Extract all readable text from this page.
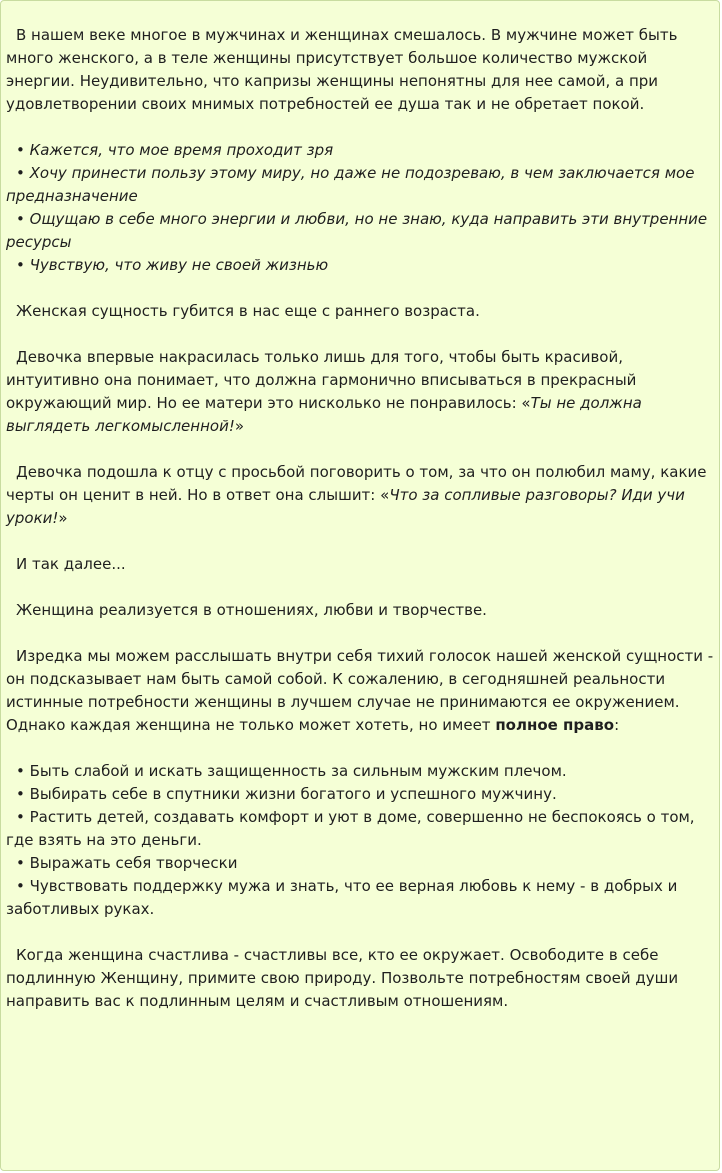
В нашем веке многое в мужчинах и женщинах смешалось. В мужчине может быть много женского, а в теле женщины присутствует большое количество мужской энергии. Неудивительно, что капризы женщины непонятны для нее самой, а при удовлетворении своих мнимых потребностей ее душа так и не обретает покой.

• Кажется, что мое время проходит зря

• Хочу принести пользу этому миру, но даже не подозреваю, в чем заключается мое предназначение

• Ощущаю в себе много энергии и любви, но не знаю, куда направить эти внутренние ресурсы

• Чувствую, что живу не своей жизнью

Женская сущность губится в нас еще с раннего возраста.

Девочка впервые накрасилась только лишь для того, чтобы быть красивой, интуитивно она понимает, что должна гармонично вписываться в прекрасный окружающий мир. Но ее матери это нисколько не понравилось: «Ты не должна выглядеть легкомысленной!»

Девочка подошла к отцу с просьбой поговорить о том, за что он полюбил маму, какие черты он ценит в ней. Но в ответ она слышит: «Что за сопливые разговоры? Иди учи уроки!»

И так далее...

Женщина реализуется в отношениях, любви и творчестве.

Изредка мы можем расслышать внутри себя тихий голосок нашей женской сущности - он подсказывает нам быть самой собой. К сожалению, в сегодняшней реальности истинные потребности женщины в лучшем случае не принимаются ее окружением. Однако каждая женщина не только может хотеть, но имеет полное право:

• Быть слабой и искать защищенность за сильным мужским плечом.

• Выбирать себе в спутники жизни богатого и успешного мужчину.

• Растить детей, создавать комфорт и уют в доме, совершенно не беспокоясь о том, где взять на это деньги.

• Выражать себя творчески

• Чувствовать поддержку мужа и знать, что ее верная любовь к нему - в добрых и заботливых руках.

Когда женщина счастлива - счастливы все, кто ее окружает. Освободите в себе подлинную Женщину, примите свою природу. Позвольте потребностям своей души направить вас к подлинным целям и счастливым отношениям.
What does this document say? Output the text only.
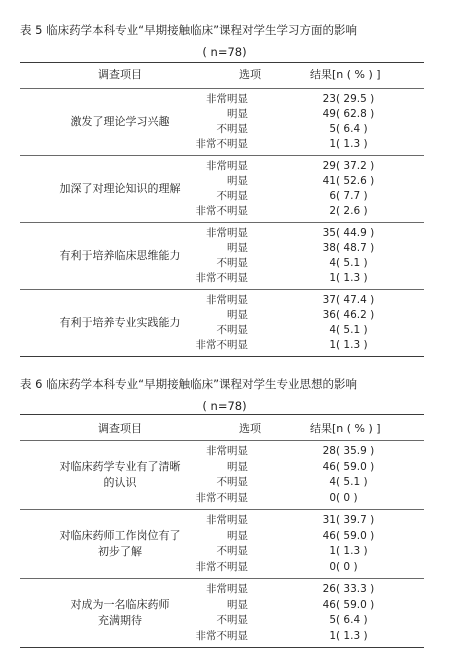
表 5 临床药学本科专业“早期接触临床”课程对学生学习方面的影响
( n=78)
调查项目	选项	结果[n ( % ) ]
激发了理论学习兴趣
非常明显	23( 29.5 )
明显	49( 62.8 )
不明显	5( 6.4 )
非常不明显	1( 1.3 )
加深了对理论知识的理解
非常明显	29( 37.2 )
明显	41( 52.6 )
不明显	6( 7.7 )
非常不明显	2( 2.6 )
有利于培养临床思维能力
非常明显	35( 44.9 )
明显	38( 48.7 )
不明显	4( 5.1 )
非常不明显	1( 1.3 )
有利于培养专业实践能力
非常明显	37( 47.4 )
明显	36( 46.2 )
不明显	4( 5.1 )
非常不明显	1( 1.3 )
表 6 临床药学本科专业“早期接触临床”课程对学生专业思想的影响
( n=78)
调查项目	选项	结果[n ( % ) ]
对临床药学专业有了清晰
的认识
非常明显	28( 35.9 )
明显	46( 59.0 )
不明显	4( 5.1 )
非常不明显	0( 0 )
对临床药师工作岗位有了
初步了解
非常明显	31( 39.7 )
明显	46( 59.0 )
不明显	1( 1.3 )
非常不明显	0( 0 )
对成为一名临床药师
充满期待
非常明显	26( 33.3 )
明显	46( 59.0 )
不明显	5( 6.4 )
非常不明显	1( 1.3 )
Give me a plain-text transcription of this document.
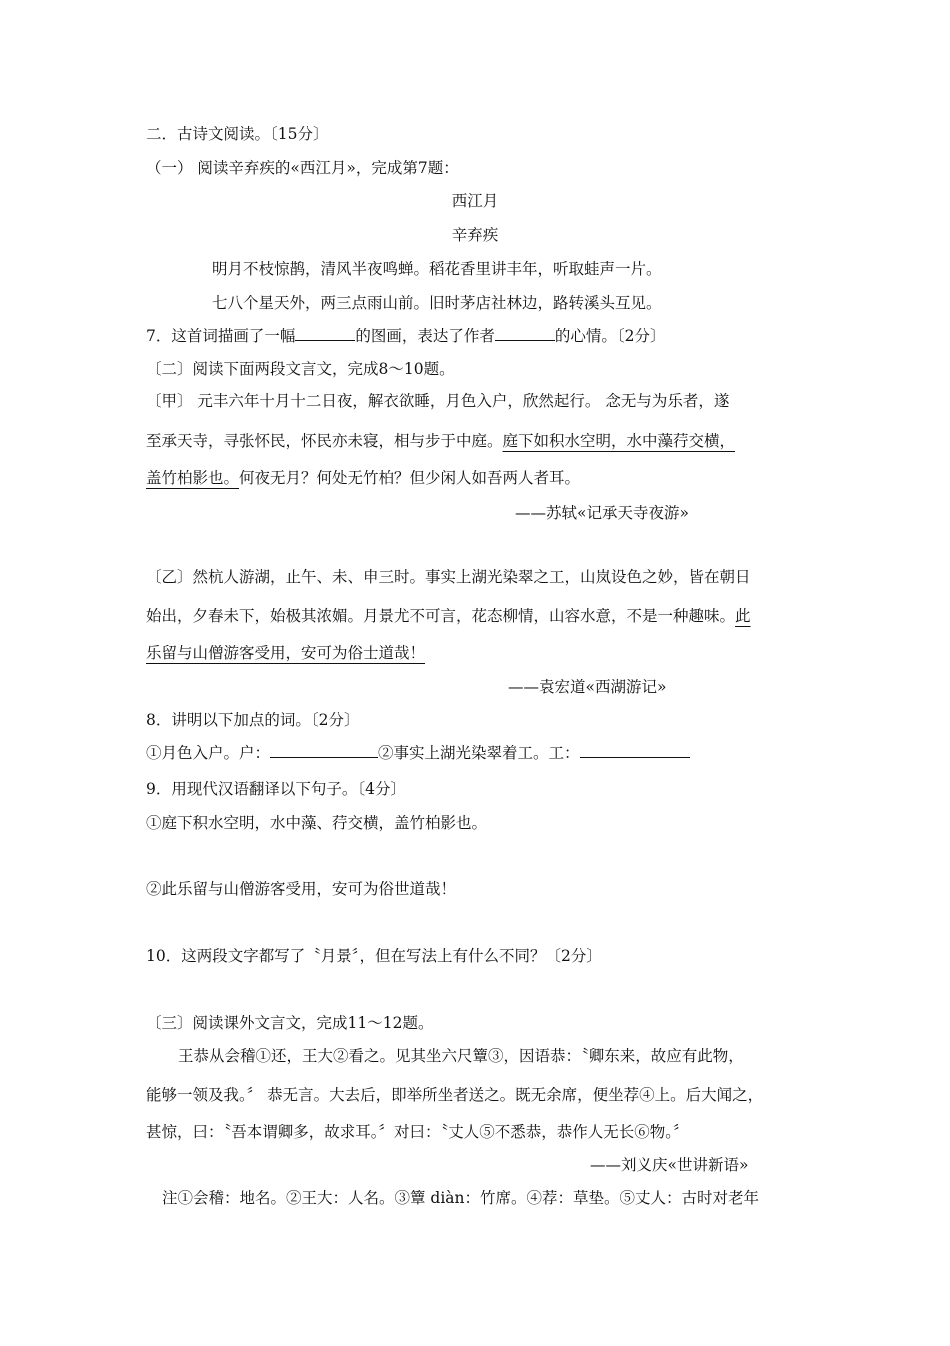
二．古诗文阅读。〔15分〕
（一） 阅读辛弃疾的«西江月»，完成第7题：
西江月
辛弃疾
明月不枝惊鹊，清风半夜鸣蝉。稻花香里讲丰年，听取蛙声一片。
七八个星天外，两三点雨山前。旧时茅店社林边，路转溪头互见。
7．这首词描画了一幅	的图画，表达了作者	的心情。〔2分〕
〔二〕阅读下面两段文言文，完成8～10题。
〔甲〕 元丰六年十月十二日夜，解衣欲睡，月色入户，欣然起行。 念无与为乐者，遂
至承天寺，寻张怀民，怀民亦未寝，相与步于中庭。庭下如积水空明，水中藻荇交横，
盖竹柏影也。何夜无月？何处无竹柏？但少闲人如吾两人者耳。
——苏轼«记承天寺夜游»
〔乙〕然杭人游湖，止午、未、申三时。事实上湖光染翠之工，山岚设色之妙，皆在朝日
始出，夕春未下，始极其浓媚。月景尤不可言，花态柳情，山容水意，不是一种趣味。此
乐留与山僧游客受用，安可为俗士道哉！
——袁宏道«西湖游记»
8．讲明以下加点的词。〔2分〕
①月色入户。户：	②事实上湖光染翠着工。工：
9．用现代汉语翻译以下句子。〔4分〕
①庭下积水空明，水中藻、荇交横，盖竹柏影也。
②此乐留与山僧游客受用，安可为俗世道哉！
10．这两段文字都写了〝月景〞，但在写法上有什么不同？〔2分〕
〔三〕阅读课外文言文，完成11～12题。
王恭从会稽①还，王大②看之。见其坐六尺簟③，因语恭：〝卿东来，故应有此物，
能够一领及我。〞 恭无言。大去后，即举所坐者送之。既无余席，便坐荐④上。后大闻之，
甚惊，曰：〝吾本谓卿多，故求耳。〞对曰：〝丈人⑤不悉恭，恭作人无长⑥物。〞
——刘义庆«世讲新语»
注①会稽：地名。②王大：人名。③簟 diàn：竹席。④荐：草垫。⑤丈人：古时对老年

★ ★ ★ ★ ★ ★ ★

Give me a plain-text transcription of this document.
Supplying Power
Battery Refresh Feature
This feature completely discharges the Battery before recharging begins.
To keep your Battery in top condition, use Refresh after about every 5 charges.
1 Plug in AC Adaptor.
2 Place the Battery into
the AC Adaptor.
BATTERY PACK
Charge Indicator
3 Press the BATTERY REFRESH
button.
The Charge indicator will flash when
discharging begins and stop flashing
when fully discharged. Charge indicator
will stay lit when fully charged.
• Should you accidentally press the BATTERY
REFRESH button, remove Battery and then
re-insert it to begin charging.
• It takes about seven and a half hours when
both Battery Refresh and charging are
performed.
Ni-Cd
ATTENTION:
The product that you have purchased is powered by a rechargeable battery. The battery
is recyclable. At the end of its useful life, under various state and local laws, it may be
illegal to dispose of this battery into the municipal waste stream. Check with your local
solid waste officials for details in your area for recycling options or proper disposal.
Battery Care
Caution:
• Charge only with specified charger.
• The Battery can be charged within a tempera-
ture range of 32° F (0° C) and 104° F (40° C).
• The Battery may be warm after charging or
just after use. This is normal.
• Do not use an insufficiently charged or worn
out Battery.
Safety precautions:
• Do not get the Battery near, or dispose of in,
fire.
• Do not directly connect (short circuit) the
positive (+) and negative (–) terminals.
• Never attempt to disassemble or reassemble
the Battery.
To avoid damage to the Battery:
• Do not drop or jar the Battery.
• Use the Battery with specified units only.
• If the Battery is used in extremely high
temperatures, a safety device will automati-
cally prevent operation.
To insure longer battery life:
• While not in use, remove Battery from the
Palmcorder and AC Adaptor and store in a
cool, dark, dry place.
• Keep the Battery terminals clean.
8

★ ★ ★ ★ ★ ★ ★

■ **Exercise requirements**
Figure out how many lines above include the string "life", then report that number and nothing else.

■ **Full answer**
2